[What you need to do]
Return each line of the material verbatim.

[Data shown]

__________________________________________________

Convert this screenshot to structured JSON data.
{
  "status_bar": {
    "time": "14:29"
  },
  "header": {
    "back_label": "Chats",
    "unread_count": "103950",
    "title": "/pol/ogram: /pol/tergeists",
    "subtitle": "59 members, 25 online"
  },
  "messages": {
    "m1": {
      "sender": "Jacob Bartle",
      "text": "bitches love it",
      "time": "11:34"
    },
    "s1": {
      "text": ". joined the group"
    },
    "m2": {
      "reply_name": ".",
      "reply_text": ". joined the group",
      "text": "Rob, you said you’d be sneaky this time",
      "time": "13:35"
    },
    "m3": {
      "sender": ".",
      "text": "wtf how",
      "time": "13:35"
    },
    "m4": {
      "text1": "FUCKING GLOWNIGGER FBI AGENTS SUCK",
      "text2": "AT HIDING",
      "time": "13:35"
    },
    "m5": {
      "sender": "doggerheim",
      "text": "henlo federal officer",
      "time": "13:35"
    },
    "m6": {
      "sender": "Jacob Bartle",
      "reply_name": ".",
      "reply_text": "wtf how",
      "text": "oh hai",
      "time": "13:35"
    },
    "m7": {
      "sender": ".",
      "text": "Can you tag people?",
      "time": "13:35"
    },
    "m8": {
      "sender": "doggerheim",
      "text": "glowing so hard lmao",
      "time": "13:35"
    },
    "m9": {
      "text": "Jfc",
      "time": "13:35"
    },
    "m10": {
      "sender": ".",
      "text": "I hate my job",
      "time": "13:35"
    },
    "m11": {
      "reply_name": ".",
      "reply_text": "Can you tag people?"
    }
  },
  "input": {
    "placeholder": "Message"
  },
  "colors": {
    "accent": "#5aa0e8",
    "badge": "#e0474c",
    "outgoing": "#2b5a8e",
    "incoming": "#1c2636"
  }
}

__________________________________________________

[Correct response]
Convert this screenshot to structured JSON data.
{
  "status_bar": {
    "time": "14:29"
  },
  "header": {
    "back_label": "Chats",
    "unread_count": "103950",
    "title": "/pol/ogram: /pol/tergeists",
    "subtitle": "59 members, 25 online"
  },
  "messages": {
    "m1": {
      "sender": "Jacob Bartle",
      "text": "bitches love it",
      "time": "11:34"
    },
    "s1": {
      "text": ". joined the group"
    },
    "m2": {
      "reply_name": ".",
      "reply_text": ". joined the group",
      "text": "Rob, you said you’d be sneaky this time",
      "time": "13:35"
    },
    "m3": {
      "sender": ".",
      "text": "wtf how",
      "time": "13:35"
    },
    "m4": {
      "text1": "FUCKING GLOWNIGGER FBI AGENTS SUCK",
      "text2": "AT HIDING",
      "time": "13:35"
    },
    "m5": {
      "sender": "doggerheim",
      "text": "henlo federal officer",
      "time": "13:35"
    },
    "m6": {
      "sender": "Jacob Bartle",
      "reply_name": ".",
      "reply_text": "wtf how",
      "text": "oh hai",
      "time": "13:35"
    },
    "m7": {
      "sender": ".",
      "text": "Can you tag people?",
      "time": "13:35"
    },
    "m8": {
      "sender": "doggerheim",
      "text": "glowing so hard lmao",
      "time": "13:35"
    },
    "m9": {
      "text": "Jfc",
      "time": "13:35"
    },
    "m10": {
      "sender": ".",
      "text": "I hate my job",
      "time": "13:35"
    },
    "m11": {
      "reply_name": ".",
      "reply_text": "Can you tag people?"
    }
  },
  "input": {
    "placeholder": "Message"
  },
  "colors": {
    "accent": "#5aa0e8",
    "badge": "#e0474c",
    "outgoing": "#2b5a8e",
    "incoming": "#1c2636"
  }
}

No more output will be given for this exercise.